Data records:
start

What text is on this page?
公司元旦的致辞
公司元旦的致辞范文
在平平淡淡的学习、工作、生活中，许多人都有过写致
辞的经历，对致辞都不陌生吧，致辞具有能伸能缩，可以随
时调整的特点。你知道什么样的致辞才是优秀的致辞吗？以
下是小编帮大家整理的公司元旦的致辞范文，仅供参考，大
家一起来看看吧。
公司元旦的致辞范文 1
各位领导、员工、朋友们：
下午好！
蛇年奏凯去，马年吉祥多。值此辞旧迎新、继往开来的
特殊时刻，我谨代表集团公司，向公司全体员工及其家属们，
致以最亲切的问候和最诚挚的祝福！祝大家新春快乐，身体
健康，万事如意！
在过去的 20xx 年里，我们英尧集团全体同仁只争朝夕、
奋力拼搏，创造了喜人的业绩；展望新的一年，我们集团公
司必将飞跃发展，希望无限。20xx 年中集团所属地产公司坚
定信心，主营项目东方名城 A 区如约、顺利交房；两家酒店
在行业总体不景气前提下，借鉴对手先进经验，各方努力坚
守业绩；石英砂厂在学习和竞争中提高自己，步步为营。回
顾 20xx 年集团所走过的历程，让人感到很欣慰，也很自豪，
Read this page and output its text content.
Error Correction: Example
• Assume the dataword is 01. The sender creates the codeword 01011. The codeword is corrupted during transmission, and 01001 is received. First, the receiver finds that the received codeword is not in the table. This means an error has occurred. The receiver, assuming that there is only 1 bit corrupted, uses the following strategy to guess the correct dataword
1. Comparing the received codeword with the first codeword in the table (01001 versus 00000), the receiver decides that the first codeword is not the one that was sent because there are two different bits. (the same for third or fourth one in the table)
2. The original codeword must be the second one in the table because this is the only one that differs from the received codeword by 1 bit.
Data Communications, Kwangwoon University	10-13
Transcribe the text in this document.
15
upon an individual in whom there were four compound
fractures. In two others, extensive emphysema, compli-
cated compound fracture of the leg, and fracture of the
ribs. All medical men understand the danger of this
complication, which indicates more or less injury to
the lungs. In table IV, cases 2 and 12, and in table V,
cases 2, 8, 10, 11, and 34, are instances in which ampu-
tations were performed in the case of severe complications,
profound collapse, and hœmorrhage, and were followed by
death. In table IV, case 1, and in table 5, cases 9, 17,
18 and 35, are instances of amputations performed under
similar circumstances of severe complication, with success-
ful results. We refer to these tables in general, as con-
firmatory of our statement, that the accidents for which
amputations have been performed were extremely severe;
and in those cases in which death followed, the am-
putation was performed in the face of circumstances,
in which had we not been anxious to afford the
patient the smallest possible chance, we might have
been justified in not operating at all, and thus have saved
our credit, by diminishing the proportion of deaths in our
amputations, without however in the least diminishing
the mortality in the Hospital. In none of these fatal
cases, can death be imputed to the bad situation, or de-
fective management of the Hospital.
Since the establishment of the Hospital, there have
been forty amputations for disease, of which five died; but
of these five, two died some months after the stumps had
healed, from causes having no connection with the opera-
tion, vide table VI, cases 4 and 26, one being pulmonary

end

Take the lines above and print them exactly.

• Task result:
What text is on this page?
公司元旦的致辞
公司元旦的致辞范文
在平平淡淡的学习、工作、生活中，许多人都有过写致
辞的经历，对致辞都不陌生吧，致辞具有能伸能缩，可以随
时调整的特点。你知道什么样的致辞才是优秀的致辞吗？以
下是小编帮大家整理的公司元旦的致辞范文，仅供参考，大
家一起来看看吧。
公司元旦的致辞范文 1
各位领导、员工、朋友们：
下午好！
蛇年奏凯去，马年吉祥多。值此辞旧迎新、继往开来的
特殊时刻，我谨代表集团公司，向公司全体员工及其家属们，
致以最亲切的问候和最诚挚的祝福！祝大家新春快乐，身体
健康，万事如意！
在过去的 20xx 年里，我们英尧集团全体同仁只争朝夕、
奋力拼搏，创造了喜人的业绩；展望新的一年，我们集团公
司必将飞跃发展，希望无限。20xx 年中集团所属地产公司坚
定信心，主营项目东方名城 A 区如约、顺利交房；两家酒店
在行业总体不景气前提下，借鉴对手先进经验，各方努力坚
守业绩；石英砂厂在学习和竞争中提高自己，步步为营。回
顾 20xx 年集团所走过的历程，让人感到很欣慰，也很自豪，
Read this page and output its text content.
Error Correction: Example
• Assume the dataword is 01. The sender creates the codeword 01011. The codeword is corrupted during transmission, and 01001 is received. First, the receiver finds that the received codeword is not in the table. This means an error has occurred. The receiver, assuming that there is only 1 bit corrupted, uses the following strategy to guess the correct dataword
1. Comparing the received codeword with the first codeword in the table (01001 versus 00000), the receiver decides that the first codeword is not the one that was sent because there are two different bits. (the same for third or fourth one in the table)
2. The original codeword must be the second one in the table because this is the only one that differs from the received codeword by 1 bit.
Data Communications, Kwangwoon University	10-13
Transcribe the text in this document.
15
upon an individual in whom there were four compound
fractures. In two others, extensive emphysema, compli-
cated compound fracture of the leg, and fracture of the
ribs. All medical men understand the danger of this
complication, which indicates more or less injury to
the lungs. In table IV, cases 2 and 12, and in table V,
cases 2, 8, 10, 11, and 34, are instances in which ampu-
tations were performed in the case of severe complications,
profound collapse, and hœmorrhage, and were followed by
death. In table IV, case 1, and in table 5, cases 9, 17,
18 and 35, are instances of amputations performed under
similar circumstances of severe complication, with success-
ful results. We refer to these tables in general, as con-
firmatory of our statement, that the accidents for which
amputations have been performed were extremely severe;
and in those cases in which death followed, the am-
putation was performed in the face of circumstances,
in which had we not been anxious to afford the
patient the smallest possible chance, we might have
been justified in not operating at all, and thus have saved
our credit, by diminishing the proportion of deaths in our
amputations, without however in the least diminishing
the mortality in the Hospital. In none of these fatal
cases, can death be imputed to the bad situation, or de-
fective management of the Hospital.
Since the establishment of the Hospital, there have
been forty amputations for disease, of which five died; but
of these five, two died some months after the stumps had
healed, from causes having no connection with the opera-
tion, vide table VI, cases 4 and 26, one being pulmonary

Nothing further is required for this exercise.